Only a number is wanted: the count of lines in this listing that contain "school".
──────── RECORDS ────────
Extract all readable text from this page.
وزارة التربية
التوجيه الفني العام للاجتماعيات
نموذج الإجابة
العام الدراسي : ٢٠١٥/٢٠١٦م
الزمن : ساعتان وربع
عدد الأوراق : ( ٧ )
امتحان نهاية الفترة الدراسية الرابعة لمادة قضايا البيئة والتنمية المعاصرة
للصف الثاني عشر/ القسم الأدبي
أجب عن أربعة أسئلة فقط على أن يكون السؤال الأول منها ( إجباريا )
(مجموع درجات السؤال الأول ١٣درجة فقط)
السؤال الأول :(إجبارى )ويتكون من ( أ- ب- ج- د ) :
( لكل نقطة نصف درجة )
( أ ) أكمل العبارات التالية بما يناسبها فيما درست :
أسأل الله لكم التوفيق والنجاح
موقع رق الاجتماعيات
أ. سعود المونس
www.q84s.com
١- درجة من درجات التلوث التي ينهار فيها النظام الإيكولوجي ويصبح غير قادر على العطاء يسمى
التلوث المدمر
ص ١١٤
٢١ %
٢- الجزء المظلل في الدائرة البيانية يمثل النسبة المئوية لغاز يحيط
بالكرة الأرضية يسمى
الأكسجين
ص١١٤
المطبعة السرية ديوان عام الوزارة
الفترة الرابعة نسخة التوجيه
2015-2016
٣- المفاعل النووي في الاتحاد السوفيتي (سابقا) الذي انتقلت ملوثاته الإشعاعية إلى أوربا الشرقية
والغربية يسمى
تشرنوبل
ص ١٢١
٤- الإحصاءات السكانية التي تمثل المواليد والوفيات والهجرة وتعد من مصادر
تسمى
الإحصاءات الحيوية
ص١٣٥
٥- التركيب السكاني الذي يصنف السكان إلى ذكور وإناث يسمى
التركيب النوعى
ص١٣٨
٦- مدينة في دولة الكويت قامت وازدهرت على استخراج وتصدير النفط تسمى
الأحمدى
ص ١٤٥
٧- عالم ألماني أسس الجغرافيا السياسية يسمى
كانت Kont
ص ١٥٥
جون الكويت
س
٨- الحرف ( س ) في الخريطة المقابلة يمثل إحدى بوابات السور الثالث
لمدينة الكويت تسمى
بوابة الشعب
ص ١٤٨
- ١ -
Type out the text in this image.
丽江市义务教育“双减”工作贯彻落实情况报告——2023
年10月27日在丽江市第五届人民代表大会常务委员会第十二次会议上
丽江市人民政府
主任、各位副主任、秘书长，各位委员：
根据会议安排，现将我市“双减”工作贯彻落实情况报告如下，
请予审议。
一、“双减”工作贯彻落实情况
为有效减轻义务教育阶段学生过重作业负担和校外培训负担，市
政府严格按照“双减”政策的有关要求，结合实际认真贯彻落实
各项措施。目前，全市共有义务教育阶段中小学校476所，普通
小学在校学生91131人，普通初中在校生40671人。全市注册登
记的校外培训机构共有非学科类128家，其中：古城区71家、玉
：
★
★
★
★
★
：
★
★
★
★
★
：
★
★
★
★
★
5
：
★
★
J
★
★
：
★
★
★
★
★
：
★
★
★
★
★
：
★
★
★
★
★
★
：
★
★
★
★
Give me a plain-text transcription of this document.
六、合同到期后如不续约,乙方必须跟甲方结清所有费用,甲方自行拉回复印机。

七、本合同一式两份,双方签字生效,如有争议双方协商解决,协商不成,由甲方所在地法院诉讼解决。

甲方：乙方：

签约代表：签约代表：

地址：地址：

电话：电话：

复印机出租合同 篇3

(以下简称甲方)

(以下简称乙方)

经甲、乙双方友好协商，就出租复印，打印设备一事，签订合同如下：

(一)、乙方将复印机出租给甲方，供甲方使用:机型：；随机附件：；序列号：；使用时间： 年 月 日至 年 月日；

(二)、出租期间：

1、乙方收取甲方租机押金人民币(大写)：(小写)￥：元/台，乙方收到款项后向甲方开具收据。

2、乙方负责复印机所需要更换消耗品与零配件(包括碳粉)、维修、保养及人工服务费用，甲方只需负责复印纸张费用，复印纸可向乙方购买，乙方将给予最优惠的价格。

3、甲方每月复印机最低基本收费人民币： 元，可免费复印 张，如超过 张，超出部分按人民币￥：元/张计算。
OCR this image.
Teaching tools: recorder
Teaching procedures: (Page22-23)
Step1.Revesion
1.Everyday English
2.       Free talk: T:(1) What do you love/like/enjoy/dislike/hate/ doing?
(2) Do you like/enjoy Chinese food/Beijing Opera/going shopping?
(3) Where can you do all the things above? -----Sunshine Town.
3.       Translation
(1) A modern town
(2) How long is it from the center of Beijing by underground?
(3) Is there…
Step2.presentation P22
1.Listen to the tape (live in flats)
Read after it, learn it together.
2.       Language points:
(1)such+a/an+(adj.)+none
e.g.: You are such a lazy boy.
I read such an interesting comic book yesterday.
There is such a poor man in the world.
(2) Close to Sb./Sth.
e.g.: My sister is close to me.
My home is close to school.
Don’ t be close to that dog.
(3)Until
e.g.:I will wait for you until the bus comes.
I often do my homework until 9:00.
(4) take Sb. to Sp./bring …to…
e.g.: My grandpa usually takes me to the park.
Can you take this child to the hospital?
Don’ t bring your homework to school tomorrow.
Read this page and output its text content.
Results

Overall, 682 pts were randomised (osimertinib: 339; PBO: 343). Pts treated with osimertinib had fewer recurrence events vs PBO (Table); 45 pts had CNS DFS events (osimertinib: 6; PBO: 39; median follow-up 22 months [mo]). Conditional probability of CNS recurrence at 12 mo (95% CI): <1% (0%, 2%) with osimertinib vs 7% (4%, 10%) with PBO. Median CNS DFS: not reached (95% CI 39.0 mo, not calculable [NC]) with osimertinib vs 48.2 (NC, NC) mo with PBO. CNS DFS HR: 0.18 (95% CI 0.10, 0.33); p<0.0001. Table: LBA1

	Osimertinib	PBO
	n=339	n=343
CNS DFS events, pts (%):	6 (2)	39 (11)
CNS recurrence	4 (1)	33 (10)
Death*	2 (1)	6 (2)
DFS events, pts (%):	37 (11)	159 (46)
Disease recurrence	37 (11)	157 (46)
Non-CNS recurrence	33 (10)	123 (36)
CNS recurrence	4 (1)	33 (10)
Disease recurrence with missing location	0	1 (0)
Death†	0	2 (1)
────────
▶ WRITTEN SOLUTION
2